__Extracted records__
□ □ □ □ □ □ □

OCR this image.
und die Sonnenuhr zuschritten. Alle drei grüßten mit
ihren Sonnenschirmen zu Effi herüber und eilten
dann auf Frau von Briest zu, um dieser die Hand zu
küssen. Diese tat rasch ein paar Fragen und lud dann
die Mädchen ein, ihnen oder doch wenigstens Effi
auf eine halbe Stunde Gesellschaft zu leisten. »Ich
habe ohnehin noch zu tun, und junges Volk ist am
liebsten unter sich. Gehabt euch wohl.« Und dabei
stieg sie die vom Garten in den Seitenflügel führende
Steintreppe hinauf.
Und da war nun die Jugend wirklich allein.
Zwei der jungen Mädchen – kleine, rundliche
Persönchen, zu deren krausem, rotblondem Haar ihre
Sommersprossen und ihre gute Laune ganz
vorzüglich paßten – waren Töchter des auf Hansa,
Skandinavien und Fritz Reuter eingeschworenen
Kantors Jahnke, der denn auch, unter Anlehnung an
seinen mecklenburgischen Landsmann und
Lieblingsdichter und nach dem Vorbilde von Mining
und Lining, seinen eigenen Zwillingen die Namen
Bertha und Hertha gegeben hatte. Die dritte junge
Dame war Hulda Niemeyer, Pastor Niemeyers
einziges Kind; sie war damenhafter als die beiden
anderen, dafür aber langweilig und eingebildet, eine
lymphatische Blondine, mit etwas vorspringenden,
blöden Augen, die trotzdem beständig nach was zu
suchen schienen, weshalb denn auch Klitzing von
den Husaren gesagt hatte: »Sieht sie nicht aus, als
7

□ □ □ □ □ □ □

__What you need to do__
Select every line of the records holding the string "seinen".

__Problem solution__
seinen mecklenburgischen Landsmann und
und Lining, seinen eigenen Zwillingen die Namen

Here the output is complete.